'''

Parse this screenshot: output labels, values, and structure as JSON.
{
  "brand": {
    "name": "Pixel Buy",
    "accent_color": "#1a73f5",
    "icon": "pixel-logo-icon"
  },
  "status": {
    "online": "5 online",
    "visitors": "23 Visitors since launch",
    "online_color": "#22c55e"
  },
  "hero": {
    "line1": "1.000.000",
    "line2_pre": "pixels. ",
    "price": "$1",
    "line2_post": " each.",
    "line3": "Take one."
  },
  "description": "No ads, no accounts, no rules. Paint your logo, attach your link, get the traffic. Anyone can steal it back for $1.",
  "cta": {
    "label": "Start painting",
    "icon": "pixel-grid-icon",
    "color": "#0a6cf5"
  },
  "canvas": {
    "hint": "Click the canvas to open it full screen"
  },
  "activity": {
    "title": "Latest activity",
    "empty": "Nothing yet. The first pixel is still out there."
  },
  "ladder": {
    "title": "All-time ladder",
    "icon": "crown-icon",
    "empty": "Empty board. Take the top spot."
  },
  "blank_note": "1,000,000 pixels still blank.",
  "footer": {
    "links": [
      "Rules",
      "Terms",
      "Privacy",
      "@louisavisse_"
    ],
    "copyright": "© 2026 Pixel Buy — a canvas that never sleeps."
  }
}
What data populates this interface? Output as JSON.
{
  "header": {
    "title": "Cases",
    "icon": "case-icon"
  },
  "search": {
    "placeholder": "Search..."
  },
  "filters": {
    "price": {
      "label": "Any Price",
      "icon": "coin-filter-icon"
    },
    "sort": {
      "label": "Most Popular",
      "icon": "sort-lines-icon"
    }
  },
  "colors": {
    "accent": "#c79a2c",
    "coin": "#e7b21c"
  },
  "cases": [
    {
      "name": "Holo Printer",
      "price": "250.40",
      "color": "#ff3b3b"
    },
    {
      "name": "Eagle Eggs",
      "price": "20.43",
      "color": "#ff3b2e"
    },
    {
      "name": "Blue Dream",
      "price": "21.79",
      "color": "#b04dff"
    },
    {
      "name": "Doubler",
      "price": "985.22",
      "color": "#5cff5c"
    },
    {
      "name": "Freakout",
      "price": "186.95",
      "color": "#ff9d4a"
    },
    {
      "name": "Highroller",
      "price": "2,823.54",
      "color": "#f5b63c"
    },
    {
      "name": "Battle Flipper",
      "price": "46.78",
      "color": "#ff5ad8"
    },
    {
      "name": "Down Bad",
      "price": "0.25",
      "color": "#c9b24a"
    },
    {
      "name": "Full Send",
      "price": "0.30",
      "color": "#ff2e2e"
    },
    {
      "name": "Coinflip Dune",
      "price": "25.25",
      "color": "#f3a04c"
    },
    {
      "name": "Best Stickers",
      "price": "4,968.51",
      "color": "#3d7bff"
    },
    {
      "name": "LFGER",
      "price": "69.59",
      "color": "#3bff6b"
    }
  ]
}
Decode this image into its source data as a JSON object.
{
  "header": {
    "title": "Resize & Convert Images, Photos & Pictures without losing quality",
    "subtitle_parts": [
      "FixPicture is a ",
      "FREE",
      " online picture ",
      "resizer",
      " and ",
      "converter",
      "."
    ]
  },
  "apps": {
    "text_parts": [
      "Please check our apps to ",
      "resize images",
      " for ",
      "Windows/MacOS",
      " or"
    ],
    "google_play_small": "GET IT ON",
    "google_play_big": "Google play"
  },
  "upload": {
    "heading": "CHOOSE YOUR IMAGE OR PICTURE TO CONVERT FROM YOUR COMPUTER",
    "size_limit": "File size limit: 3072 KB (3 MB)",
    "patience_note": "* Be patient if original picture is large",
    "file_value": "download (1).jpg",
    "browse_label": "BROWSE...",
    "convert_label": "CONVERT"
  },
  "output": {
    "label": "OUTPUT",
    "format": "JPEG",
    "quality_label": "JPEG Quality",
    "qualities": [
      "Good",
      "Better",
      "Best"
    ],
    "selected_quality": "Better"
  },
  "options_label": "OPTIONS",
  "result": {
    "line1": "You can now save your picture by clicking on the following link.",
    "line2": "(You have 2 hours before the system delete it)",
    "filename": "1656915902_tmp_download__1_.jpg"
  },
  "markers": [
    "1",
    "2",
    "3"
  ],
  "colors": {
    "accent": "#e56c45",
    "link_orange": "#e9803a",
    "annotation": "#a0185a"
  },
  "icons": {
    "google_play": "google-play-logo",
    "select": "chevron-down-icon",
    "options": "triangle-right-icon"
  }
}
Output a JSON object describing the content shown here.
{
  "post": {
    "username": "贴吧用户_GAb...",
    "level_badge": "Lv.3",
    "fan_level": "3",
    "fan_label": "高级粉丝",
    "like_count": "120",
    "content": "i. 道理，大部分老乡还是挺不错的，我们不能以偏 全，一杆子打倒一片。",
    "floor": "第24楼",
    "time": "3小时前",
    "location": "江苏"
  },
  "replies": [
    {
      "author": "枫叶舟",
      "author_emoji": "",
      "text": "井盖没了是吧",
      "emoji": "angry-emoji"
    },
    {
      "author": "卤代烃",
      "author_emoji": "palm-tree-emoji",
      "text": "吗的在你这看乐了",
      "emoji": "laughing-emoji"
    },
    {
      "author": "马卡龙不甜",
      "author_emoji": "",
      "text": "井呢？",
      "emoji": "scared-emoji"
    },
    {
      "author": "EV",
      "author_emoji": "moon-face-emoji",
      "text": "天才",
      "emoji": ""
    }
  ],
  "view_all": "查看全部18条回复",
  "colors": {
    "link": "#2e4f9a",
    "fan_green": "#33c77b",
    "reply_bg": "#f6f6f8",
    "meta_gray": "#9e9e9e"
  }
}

'''

• _Your goal_
Quote every entry exactly.

• _Finished exercise_
Parse this screenshot: output labels, values, and structure as JSON.
{
  "brand": {
    "name": "Pixel Buy",
    "accent_color": "#1a73f5",
    "icon": "pixel-logo-icon"
  },
  "status": {
    "online": "5 online",
    "visitors": "23 Visitors since launch",
    "online_color": "#22c55e"
  },
  "hero": {
    "line1": "1.000.000",
    "line2_pre": "pixels. ",
    "price": "$1",
    "line2_post": " each.",
    "line3": "Take one."
  },
  "description": "No ads, no accounts, no rules. Paint your logo, attach your link, get the traffic. Anyone can steal it back for $1.",
  "cta": {
    "label": "Start painting",
    "icon": "pixel-grid-icon",
    "color": "#0a6cf5"
  },
  "canvas": {
    "hint": "Click the canvas to open it full screen"
  },
  "activity": {
    "title": "Latest activity",
    "empty": "Nothing yet. The first pixel is still out there."
  },
  "ladder": {
    "title": "All-time ladder",
    "icon": "crown-icon",
    "empty": "Empty board. Take the top spot."
  },
  "blank_note": "1,000,000 pixels still blank.",
  "footer": {
    "links": [
      "Rules",
      "Terms",
      "Privacy",
      "@louisavisse_"
    ],
    "copyright": "© 2026 Pixel Buy — a canvas that never sleeps."
  }
}
What data populates this interface? Output as JSON.
{
  "header": {
    "title": "Cases",
    "icon": "case-icon"
  },
  "search": {
    "placeholder": "Search..."
  },
  "filters": {
    "price": {
      "label": "Any Price",
      "icon": "coin-filter-icon"
    },
    "sort": {
      "label": "Most Popular",
      "icon": "sort-lines-icon"
    }
  },
  "colors": {
    "accent": "#c79a2c",
    "coin": "#e7b21c"
  },
  "cases": [
    {
      "name": "Holo Printer",
      "price": "250.40",
      "color": "#ff3b3b"
    },
    {
      "name": "Eagle Eggs",
      "price": "20.43",
      "color": "#ff3b2e"
    },
    {
      "name": "Blue Dream",
      "price": "21.79",
      "color": "#b04dff"
    },
    {
      "name": "Doubler",
      "price": "985.22",
      "color": "#5cff5c"
    },
    {
      "name": "Freakout",
      "price": "186.95",
      "color": "#ff9d4a"
    },
    {
      "name": "Highroller",
      "price": "2,823.54",
      "color": "#f5b63c"
    },
    {
      "name": "Battle Flipper",
      "price": "46.78",
      "color": "#ff5ad8"
    },
    {
      "name": "Down Bad",
      "price": "0.25",
      "color": "#c9b24a"
    },
    {
      "name": "Full Send",
      "price": "0.30",
      "color": "#ff2e2e"
    },
    {
      "name": "Coinflip Dune",
      "price": "25.25",
      "color": "#f3a04c"
    },
    {
      "name": "Best Stickers",
      "price": "4,968.51",
      "color": "#3d7bff"
    },
    {
      "name": "LFGER",
      "price": "69.59",
      "color": "#3bff6b"
    }
  ]
}
Decode this image into its source data as a JSON object.
{
  "header": {
    "title": "Resize & Convert Images, Photos & Pictures without losing quality",
    "subtitle_parts": [
      "FixPicture is a ",
      "FREE",
      " online picture ",
      "resizer",
      " and ",
      "converter",
      "."
    ]
  },
  "apps": {
    "text_parts": [
      "Please check our apps to ",
      "resize images",
      " for ",
      "Windows/MacOS",
      " or"
    ],
    "google_play_small": "GET IT ON",
    "google_play_big": "Google play"
  },
  "upload": {
    "heading": "CHOOSE YOUR IMAGE OR PICTURE TO CONVERT FROM YOUR COMPUTER",
    "size_limit": "File size limit: 3072 KB (3 MB)",
    "patience_note": "* Be patient if original picture is large",
    "file_value": "download (1).jpg",
    "browse_label": "BROWSE...",
    "convert_label": "CONVERT"
  },
  "output": {
    "label": "OUTPUT",
    "format": "JPEG",
    "quality_label": "JPEG Quality",
    "qualities": [
      "Good",
      "Better",
      "Best"
    ],
    "selected_quality": "Better"
  },
  "options_label": "OPTIONS",
  "result": {
    "line1": "You can now save your picture by clicking on the following link.",
    "line2": "(You have 2 hours before the system delete it)",
    "filename": "1656915902_tmp_download__1_.jpg"
  },
  "markers": [
    "1",
    "2",
    "3"
  ],
  "colors": {
    "accent": "#e56c45",
    "link_orange": "#e9803a",
    "annotation": "#a0185a"
  },
  "icons": {
    "google_play": "google-play-logo",
    "select": "chevron-down-icon",
    "options": "triangle-right-icon"
  }
}
Output a JSON object describing the content shown here.
{
  "post": {
    "username": "贴吧用户_GAb...",
    "level_badge": "Lv.3",
    "fan_level": "3",
    "fan_label": "高级粉丝",
    "like_count": "120",
    "content": "i. 道理，大部分老乡还是挺不错的，我们不能以偏 全，一杆子打倒一片。",
    "floor": "第24楼",
    "time": "3小时前",
    "location": "江苏"
  },
  "replies": [
    {
      "author": "枫叶舟",
      "author_emoji": "",
      "text": "井盖没了是吧",
      "emoji": "angry-emoji"
    },
    {
      "author": "卤代烃",
      "author_emoji": "palm-tree-emoji",
      "text": "吗的在你这看乐了",
      "emoji": "laughing-emoji"
    },
    {
      "author": "马卡龙不甜",
      "author_emoji": "",
      "text": "井呢？",
      "emoji": "scared-emoji"
    },
    {
      "author": "EV",
      "author_emoji": "moon-face-emoji",
      "text": "天才",
      "emoji": ""
    }
  ],
  "view_all": "查看全部18条回复",
  "colors": {
    "link": "#2e4f9a",
    "fan_green": "#33c77b",
    "reply_bg": "#f6f6f8",
    "meta_gray": "#9e9e9e"
  }
}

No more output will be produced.